-- start of Material for this exercise --

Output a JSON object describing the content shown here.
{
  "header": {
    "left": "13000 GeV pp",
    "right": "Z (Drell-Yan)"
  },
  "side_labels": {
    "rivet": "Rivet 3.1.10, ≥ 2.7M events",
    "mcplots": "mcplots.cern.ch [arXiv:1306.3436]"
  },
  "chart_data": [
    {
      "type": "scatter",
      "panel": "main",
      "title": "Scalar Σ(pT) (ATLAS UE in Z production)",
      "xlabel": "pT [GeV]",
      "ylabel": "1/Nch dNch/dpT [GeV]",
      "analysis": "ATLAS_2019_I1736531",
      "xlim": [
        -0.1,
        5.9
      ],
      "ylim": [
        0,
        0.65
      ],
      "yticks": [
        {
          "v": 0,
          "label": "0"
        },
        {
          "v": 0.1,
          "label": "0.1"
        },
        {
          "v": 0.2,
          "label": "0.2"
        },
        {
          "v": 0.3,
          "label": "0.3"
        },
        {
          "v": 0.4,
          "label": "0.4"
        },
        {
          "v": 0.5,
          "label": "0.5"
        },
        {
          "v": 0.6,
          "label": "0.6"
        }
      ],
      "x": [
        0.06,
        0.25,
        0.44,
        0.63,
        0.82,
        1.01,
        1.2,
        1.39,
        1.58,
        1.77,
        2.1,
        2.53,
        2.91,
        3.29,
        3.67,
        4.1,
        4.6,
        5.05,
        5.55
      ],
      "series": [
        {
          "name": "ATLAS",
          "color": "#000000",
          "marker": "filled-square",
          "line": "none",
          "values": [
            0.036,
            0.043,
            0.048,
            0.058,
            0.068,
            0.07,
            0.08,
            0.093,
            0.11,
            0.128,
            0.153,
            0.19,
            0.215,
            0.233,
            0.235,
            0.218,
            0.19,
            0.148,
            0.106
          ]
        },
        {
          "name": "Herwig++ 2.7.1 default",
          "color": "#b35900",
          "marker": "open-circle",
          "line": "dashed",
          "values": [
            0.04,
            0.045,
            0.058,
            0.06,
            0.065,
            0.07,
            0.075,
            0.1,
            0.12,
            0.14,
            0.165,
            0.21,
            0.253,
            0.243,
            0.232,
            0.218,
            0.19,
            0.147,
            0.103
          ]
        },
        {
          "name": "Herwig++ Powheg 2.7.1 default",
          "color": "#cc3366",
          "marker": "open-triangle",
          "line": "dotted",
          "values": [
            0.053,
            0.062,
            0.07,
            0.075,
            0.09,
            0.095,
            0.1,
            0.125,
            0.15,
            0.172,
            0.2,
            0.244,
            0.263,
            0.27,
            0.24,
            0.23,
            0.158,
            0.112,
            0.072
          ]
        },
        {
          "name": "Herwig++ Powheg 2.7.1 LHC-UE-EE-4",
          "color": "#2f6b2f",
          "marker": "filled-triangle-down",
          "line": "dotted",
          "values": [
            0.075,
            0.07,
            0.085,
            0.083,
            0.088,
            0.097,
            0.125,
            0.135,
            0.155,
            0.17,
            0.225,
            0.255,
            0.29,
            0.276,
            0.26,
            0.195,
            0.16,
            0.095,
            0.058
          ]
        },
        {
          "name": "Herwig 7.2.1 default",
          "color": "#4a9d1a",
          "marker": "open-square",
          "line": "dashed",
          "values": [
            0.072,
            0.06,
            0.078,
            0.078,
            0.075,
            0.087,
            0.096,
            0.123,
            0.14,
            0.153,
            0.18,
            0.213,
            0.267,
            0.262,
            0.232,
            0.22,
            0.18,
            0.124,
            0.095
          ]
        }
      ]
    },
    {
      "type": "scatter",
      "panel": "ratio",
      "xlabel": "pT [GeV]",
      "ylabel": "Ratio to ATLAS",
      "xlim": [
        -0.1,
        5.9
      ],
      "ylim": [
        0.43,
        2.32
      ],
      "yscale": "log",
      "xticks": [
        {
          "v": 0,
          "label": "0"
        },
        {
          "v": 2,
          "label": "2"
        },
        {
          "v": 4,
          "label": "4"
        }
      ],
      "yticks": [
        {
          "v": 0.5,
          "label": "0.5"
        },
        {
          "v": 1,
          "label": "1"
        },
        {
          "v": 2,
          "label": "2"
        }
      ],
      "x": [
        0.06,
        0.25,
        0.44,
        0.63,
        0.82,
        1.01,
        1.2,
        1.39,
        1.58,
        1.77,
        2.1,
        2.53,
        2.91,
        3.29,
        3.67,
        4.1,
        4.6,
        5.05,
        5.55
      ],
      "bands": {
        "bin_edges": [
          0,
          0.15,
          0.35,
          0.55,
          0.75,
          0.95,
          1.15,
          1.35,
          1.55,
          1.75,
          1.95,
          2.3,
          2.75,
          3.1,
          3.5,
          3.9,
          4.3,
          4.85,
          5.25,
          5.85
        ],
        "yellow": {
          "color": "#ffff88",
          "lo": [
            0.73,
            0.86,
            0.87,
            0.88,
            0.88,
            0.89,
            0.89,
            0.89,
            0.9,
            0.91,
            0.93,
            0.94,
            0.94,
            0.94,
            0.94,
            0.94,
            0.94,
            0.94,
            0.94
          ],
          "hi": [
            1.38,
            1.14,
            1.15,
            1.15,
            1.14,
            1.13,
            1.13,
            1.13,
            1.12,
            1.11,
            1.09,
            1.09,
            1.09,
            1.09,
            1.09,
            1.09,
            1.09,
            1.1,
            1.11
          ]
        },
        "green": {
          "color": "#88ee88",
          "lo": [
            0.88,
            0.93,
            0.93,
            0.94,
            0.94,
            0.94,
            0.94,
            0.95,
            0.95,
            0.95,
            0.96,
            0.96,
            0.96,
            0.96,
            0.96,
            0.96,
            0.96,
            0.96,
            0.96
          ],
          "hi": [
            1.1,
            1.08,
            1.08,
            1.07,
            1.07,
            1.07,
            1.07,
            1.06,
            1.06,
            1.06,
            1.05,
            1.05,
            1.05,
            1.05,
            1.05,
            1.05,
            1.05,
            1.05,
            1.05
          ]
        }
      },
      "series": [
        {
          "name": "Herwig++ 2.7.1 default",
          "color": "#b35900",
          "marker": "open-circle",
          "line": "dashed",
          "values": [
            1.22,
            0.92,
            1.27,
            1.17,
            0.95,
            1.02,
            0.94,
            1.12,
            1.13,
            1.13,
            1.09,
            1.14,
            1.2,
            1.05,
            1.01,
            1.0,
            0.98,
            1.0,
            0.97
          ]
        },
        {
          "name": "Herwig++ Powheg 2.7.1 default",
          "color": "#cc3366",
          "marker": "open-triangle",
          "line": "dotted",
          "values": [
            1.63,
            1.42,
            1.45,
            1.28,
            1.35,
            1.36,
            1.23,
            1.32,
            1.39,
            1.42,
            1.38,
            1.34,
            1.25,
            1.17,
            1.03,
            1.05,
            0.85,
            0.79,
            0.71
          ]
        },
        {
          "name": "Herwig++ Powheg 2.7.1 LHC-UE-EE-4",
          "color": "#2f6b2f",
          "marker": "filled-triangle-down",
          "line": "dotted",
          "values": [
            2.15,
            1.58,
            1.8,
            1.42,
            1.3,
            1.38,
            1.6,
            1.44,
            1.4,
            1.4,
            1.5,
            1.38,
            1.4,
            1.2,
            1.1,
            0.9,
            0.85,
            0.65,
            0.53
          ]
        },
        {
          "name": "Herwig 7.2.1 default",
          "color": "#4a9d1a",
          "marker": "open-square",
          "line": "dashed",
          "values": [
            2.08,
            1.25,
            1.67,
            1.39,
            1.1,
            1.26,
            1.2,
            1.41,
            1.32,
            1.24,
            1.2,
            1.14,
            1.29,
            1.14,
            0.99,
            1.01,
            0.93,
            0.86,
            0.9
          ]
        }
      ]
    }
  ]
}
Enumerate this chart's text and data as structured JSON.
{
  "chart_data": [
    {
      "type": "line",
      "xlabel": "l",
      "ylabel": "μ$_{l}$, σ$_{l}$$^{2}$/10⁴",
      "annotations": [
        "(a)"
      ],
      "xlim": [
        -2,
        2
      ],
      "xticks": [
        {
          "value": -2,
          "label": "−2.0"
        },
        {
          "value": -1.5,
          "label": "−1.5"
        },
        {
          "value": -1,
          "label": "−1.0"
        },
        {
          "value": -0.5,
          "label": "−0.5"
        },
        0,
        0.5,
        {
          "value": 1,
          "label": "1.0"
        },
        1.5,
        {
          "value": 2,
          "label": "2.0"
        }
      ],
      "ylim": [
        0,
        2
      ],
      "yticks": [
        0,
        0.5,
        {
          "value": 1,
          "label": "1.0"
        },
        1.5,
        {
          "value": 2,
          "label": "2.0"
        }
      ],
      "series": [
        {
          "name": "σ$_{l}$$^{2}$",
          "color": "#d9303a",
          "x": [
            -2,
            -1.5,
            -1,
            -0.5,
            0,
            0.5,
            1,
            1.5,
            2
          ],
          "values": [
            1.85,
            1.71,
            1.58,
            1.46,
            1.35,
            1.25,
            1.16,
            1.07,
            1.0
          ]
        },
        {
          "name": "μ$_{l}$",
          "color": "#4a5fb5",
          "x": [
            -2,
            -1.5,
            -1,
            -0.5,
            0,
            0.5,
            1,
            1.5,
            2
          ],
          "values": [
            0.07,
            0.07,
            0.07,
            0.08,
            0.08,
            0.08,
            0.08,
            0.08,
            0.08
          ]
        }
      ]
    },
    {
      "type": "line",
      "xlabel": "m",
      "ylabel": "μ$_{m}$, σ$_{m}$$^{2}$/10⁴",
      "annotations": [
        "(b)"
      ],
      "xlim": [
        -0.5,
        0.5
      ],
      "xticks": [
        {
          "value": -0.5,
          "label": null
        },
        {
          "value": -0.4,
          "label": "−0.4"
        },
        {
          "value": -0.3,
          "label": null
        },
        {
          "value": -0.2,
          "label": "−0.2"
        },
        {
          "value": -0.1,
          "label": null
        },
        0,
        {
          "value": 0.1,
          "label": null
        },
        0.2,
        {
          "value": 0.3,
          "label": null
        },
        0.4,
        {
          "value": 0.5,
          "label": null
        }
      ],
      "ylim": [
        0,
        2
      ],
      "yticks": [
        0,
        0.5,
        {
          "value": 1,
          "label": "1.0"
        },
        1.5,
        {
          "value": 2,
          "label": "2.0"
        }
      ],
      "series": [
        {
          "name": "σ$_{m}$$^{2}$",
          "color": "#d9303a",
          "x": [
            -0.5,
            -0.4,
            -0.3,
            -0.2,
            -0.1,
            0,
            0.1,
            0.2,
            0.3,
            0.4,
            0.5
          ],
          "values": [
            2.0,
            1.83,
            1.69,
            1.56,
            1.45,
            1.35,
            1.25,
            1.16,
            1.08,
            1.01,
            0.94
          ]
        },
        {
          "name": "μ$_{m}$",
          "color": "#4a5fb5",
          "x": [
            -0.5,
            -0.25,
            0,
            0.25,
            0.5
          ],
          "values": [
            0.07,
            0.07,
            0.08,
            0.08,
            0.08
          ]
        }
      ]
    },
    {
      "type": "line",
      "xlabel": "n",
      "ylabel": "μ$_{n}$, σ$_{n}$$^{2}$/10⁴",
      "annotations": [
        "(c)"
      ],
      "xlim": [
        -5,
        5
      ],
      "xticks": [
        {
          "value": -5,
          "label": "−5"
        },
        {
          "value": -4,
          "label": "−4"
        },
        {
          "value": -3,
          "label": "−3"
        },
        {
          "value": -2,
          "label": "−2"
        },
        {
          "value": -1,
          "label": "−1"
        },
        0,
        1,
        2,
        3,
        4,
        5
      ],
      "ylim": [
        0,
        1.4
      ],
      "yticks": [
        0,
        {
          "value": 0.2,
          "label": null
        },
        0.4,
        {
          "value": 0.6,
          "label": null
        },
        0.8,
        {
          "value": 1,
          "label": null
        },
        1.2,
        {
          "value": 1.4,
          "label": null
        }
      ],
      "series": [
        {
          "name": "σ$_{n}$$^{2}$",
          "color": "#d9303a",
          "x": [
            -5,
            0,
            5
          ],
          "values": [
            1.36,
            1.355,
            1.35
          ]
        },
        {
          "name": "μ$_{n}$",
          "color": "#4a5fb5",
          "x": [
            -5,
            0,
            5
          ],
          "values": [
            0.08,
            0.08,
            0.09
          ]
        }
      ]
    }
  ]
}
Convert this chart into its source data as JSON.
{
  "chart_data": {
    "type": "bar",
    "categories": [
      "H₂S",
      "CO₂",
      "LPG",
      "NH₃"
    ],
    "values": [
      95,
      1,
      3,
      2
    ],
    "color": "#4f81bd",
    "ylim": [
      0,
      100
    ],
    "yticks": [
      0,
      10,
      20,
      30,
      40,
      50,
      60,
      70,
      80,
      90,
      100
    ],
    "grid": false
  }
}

-- end of Material for this exercise --

• **Task details**:
Copy out every line in the entries above that holds "ylabel".

• **Reply to the exercise**:
      "ylabel": "1/Nch dNch/dpT [GeV]",
      "ylabel": "Ratio to ATLAS",
      "ylabel": "μ$_{l}$, σ$_{l}$$^{2}$/10⁴",
      "ylabel": "μ$_{m}$, σ$_{m}$$^{2}$/10⁴",
      "ylabel": "μ$_{n}$, σ$_{n}$$^{2}$/10⁴",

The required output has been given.